* [Goal]:
Print the records below exactly as they appear.

[Items from a dataset]
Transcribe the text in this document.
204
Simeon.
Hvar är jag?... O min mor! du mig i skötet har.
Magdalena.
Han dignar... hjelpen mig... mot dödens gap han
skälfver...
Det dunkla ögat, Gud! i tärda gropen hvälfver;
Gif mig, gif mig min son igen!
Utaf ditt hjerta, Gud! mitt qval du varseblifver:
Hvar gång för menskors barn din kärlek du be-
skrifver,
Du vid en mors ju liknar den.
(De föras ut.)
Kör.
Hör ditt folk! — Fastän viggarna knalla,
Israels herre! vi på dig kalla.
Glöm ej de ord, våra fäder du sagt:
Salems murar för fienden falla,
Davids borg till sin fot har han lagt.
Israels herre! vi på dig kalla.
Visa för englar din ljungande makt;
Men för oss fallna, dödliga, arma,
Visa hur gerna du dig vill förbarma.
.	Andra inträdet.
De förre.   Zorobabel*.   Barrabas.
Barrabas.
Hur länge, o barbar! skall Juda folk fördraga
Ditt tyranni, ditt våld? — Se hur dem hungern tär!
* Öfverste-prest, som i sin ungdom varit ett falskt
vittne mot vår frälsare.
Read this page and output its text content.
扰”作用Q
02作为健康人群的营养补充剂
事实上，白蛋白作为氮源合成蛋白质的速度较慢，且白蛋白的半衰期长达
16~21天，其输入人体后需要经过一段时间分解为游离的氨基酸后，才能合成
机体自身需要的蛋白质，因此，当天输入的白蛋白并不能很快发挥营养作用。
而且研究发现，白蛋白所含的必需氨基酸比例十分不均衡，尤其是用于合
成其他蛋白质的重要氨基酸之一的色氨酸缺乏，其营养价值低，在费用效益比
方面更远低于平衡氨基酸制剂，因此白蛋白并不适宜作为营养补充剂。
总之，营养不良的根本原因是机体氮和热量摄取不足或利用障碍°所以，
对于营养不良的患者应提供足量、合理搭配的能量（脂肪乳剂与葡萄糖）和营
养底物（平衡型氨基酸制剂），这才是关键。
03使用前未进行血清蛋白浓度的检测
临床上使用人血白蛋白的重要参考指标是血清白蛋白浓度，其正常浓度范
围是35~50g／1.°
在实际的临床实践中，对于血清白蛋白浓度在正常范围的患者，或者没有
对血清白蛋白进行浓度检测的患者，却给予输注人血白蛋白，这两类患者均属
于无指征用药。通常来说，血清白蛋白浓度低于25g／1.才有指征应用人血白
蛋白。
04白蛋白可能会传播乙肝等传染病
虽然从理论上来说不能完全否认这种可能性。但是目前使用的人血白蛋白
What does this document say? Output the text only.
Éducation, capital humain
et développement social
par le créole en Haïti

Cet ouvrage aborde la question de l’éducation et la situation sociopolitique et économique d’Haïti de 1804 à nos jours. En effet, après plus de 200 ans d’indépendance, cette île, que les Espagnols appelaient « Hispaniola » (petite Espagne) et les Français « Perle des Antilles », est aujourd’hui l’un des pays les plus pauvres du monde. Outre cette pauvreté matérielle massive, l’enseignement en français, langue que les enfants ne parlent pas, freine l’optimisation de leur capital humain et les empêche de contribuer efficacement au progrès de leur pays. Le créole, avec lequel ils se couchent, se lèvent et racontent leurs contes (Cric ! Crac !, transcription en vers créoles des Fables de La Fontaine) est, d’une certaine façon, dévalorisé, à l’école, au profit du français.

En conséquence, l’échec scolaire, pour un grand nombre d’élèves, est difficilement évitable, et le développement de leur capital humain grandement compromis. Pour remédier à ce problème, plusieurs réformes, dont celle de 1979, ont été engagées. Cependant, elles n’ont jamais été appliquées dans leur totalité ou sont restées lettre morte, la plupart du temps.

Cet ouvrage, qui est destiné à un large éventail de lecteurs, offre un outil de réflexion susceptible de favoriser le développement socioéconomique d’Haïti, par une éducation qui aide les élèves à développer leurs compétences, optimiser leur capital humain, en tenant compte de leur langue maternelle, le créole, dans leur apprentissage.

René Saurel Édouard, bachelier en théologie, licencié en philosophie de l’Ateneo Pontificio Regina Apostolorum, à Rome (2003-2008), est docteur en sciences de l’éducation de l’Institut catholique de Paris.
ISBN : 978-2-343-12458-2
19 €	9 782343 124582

* [Reply]:
Transcribe the text in this document.
204
Simeon.
Hvar är jag?... O min mor! du mig i skötet har.
Magdalena.
Han dignar... hjelpen mig... mot dödens gap han
skälfver...
Det dunkla ögat, Gud! i tärda gropen hvälfver;
Gif mig, gif mig min son igen!
Utaf ditt hjerta, Gud! mitt qval du varseblifver:
Hvar gång för menskors barn din kärlek du be-
skrifver,
Du vid en mors ju liknar den.
(De föras ut.)
Kör.
Hör ditt folk! — Fastän viggarna knalla,
Israels herre! vi på dig kalla.
Glöm ej de ord, våra fäder du sagt:
Salems murar för fienden falla,
Davids borg till sin fot har han lagt.
Israels herre! vi på dig kalla.
Visa för englar din ljungande makt;
Men för oss fallna, dödliga, arma,
Visa hur gerna du dig vill förbarma.
.	Andra inträdet.
De förre.   Zorobabel*.   Barrabas.
Barrabas.
Hur länge, o barbar! skall Juda folk fördraga
Ditt tyranni, ditt våld? — Se hur dem hungern tär!
* Öfverste-prest, som i sin ungdom varit ett falskt
vittne mot vår frälsare.
Read this page and output its text content.
扰”作用Q
02作为健康人群的营养补充剂
事实上，白蛋白作为氮源合成蛋白质的速度较慢，且白蛋白的半衰期长达
16~21天，其输入人体后需要经过一段时间分解为游离的氨基酸后，才能合成
机体自身需要的蛋白质，因此，当天输入的白蛋白并不能很快发挥营养作用。
而且研究发现，白蛋白所含的必需氨基酸比例十分不均衡，尤其是用于合
成其他蛋白质的重要氨基酸之一的色氨酸缺乏，其营养价值低，在费用效益比
方面更远低于平衡氨基酸制剂，因此白蛋白并不适宜作为营养补充剂。
总之，营养不良的根本原因是机体氮和热量摄取不足或利用障碍°所以，
对于营养不良的患者应提供足量、合理搭配的能量（脂肪乳剂与葡萄糖）和营
养底物（平衡型氨基酸制剂），这才是关键。
03使用前未进行血清蛋白浓度的检测
临床上使用人血白蛋白的重要参考指标是血清白蛋白浓度，其正常浓度范
围是35~50g／1.°
在实际的临床实践中，对于血清白蛋白浓度在正常范围的患者，或者没有
对血清白蛋白进行浓度检测的患者，却给予输注人血白蛋白，这两类患者均属
于无指征用药。通常来说，血清白蛋白浓度低于25g／1.才有指征应用人血白
蛋白。
04白蛋白可能会传播乙肝等传染病
虽然从理论上来说不能完全否认这种可能性。但是目前使用的人血白蛋白
What does this document say? Output the text only.
Éducation, capital humain
et développement social
par le créole en Haïti

Cet ouvrage aborde la question de l’éducation et la situation sociopolitique et économique d’Haïti de 1804 à nos jours. En effet, après plus de 200 ans d’indépendance, cette île, que les Espagnols appelaient « Hispaniola » (petite Espagne) et les Français « Perle des Antilles », est aujourd’hui l’un des pays les plus pauvres du monde. Outre cette pauvreté matérielle massive, l’enseignement en français, langue que les enfants ne parlent pas, freine l’optimisation de leur capital humain et les empêche de contribuer efficacement au progrès de leur pays. Le créole, avec lequel ils se couchent, se lèvent et racontent leurs contes (Cric ! Crac !, transcription en vers créoles des Fables de La Fontaine) est, d’une certaine façon, dévalorisé, à l’école, au profit du français.

En conséquence, l’échec scolaire, pour un grand nombre d’élèves, est difficilement évitable, et le développement de leur capital humain grandement compromis. Pour remédier à ce problème, plusieurs réformes, dont celle de 1979, ont été engagées. Cependant, elles n’ont jamais été appliquées dans leur totalité ou sont restées lettre morte, la plupart du temps.

Cet ouvrage, qui est destiné à un large éventail de lecteurs, offre un outil de réflexion susceptible de favoriser le développement socioéconomique d’Haïti, par une éducation qui aide les élèves à développer leurs compétences, optimiser leur capital humain, en tenant compte de leur langue maternelle, le créole, dans leur apprentissage.

René Saurel Édouard, bachelier en théologie, licencié en philosophie de l’Ateneo Pontificio Regina Apostolorum, à Rome (2003-2008), est docteur en sciences de l’éducation de l’Institut catholique de Paris.
ISBN : 978-2-343-12458-2
19 €	9 782343 124582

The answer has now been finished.